What you will do:
Copy the records below word for word, keeping every line unchanged.

Records provided:
☆ ☆ ☆

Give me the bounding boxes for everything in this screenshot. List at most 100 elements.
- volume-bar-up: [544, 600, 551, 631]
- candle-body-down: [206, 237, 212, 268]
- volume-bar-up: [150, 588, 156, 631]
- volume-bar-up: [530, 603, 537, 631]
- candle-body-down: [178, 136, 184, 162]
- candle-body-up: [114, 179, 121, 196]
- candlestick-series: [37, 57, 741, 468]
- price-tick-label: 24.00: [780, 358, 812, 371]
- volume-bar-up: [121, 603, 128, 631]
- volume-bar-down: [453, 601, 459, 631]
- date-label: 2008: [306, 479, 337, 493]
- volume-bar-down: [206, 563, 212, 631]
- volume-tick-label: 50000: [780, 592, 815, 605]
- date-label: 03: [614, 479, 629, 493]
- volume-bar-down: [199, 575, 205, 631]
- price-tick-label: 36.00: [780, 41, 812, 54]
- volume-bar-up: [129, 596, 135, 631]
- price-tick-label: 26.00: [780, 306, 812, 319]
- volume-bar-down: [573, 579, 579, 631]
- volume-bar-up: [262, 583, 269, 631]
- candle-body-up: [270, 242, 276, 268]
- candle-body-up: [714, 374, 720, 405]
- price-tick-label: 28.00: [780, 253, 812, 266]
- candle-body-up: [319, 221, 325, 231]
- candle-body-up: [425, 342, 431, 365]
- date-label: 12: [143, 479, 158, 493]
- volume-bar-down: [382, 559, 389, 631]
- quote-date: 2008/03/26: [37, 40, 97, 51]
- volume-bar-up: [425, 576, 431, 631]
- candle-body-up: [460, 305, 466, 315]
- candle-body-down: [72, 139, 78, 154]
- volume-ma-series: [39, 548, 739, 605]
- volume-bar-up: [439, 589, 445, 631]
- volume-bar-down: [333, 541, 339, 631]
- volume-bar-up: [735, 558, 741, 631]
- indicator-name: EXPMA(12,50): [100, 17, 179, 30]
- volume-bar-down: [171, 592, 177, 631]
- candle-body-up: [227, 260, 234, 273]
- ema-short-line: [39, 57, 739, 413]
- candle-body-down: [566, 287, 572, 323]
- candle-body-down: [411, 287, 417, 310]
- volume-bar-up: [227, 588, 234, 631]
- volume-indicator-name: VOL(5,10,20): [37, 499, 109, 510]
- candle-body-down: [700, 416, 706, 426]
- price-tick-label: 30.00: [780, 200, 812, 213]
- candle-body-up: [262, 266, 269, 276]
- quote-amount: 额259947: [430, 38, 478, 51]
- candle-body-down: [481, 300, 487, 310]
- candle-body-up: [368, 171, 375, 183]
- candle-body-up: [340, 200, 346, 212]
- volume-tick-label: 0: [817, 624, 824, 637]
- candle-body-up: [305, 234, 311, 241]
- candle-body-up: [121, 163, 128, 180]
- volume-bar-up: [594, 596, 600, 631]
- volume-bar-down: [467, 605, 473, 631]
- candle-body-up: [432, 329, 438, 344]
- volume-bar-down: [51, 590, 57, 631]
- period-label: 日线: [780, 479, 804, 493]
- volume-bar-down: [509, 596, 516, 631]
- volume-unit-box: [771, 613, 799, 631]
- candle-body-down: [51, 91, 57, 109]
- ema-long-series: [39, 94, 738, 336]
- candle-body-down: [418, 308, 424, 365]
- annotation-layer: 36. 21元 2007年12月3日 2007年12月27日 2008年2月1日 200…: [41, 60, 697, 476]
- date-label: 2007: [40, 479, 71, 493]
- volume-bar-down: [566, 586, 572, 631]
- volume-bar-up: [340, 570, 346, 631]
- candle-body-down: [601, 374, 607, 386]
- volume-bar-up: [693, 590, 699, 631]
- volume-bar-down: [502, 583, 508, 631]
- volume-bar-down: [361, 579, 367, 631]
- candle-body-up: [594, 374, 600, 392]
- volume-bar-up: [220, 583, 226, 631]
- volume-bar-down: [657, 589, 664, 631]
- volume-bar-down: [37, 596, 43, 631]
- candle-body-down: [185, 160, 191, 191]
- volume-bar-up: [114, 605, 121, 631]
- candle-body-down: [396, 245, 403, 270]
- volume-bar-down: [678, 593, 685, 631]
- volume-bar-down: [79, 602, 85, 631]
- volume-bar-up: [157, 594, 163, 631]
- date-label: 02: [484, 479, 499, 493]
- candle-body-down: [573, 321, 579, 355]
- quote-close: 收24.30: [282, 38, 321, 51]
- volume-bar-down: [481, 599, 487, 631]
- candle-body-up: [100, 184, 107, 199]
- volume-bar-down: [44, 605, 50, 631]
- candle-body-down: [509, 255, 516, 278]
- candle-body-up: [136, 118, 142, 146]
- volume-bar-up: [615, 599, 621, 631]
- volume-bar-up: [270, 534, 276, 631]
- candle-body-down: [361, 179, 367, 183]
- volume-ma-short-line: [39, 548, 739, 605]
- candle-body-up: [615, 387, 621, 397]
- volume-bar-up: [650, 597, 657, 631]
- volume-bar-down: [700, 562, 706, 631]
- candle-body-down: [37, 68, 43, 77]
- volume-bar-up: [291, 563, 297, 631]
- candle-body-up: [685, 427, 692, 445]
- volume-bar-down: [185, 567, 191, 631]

☆ ☆ ☆

The response:
Give me the bounding boxes for everything in this screenshot. List at most 100 elements.
- volume-bar-up: [544, 600, 551, 631]
- candle-body-down: [206, 237, 212, 268]
- volume-bar-up: [150, 588, 156, 631]
- volume-bar-up: [530, 603, 537, 631]
- candle-body-down: [178, 136, 184, 162]
- candle-body-up: [114, 179, 121, 196]
- candlestick-series: [37, 57, 741, 468]
- price-tick-label: 24.00: [780, 358, 812, 371]
- volume-bar-up: [121, 603, 128, 631]
- volume-bar-down: [453, 601, 459, 631]
- date-label: 2008: [306, 479, 337, 493]
- volume-bar-down: [206, 563, 212, 631]
- volume-tick-label: 50000: [780, 592, 815, 605]
- date-label: 03: [614, 479, 629, 493]
- volume-bar-down: [199, 575, 205, 631]
- price-tick-label: 36.00: [780, 41, 812, 54]
- volume-bar-up: [129, 596, 135, 631]
- price-tick-label: 26.00: [780, 306, 812, 319]
- volume-bar-down: [573, 579, 579, 631]
- volume-bar-up: [262, 583, 269, 631]
- candle-body-up: [270, 242, 276, 268]
- candle-body-up: [714, 374, 720, 405]
- price-tick-label: 28.00: [780, 253, 812, 266]
- candle-body-up: [319, 221, 325, 231]
- candle-body-up: [425, 342, 431, 365]
- date-label: 12: [143, 479, 158, 493]
- volume-bar-down: [382, 559, 389, 631]
- quote-date: 2008/03/26: [37, 40, 97, 51]
- volume-bar-up: [425, 576, 431, 631]
- candle-body-up: [460, 305, 466, 315]
- candle-body-down: [72, 139, 78, 154]
- volume-ma-series: [39, 548, 739, 605]
- volume-bar-up: [439, 589, 445, 631]
- volume-bar-down: [333, 541, 339, 631]
- volume-bar-up: [735, 558, 741, 631]
- indicator-name: EXPMA(12,50): [100, 17, 179, 30]
- volume-bar-down: [171, 592, 177, 631]
- candle-body-up: [227, 260, 234, 273]
- ema-short-line: [39, 57, 739, 413]
- candle-body-down: [566, 287, 572, 323]
- candle-body-down: [411, 287, 417, 310]
- volume-bar-up: [227, 588, 234, 631]
- volume-indicator-name: VOL(5,10,20): [37, 499, 109, 510]
- candle-body-down: [700, 416, 706, 426]
- price-tick-label: 30.00: [780, 200, 812, 213]
- candle-body-up: [262, 266, 269, 276]
- quote-amount: 额259947: [430, 38, 478, 51]
- candle-body-down: [481, 300, 487, 310]
- candle-body-up: [368, 171, 375, 183]
- candle-body-up: [340, 200, 346, 212]
- volume-tick-label: 0: [817, 624, 824, 637]
- candle-body-up: [305, 234, 311, 241]
- candle-body-up: [121, 163, 128, 180]
- volume-bar-up: [594, 596, 600, 631]
- volume-bar-down: [467, 605, 473, 631]
- candle-body-up: [432, 329, 438, 344]
- volume-bar-down: [51, 590, 57, 631]
- period-label: 日线: [780, 479, 804, 493]
- volume-bar-down: [509, 596, 516, 631]
- volume-unit-box: [771, 613, 799, 631]
- candle-body-down: [51, 91, 57, 109]
- ema-long-series: [39, 94, 738, 336]
- candle-body-down: [418, 308, 424, 365]
- annotation-layer: 36. 21元 2007年12月3日 2007年12月27日 2008年2月1日 200…: [41, 60, 697, 476]
- date-label: 2007: [40, 479, 71, 493]
- volume-bar-down: [566, 586, 572, 631]
- volume-bar-up: [340, 570, 346, 631]
- candle-body-down: [601, 374, 607, 386]
- volume-bar-up: [693, 590, 699, 631]
- volume-bar-down: [502, 583, 508, 631]
- volume-bar-down: [361, 579, 367, 631]
- candle-body-up: [594, 374, 600, 392]
- volume-bar-up: [220, 583, 226, 631]
- volume-bar-down: [657, 589, 664, 631]
- volume-bar-down: [37, 596, 43, 631]
- candle-body-down: [185, 160, 191, 191]
- volume-bar-up: [114, 605, 121, 631]
- candle-body-down: [396, 245, 403, 270]
- volume-bar-down: [678, 593, 685, 631]
- volume-bar-down: [79, 602, 85, 631]
- volume-bar-up: [157, 594, 163, 631]
- date-label: 02: [484, 479, 499, 493]
- candle-body-down: [573, 321, 579, 355]
- quote-close: 收24.30: [282, 38, 321, 51]
- volume-bar-down: [481, 599, 487, 631]
- candle-body-up: [100, 184, 107, 199]
- volume-bar-down: [44, 605, 50, 631]
- candle-body-down: [509, 255, 516, 278]
- candle-body-up: [136, 118, 142, 146]
- volume-bar-up: [615, 599, 621, 631]
- volume-bar-up: [270, 534, 276, 631]
- candle-body-down: [361, 179, 367, 183]
- volume-ma-short-line: [39, 548, 739, 605]
- candle-body-up: [615, 387, 621, 397]
- volume-bar-up: [650, 597, 657, 631]
- volume-bar-down: [700, 562, 706, 631]
- candle-body-down: [37, 68, 43, 77]
- volume-bar-up: [291, 563, 297, 631]
- candle-body-up: [685, 427, 692, 445]
- volume-bar-down: [185, 567, 191, 631]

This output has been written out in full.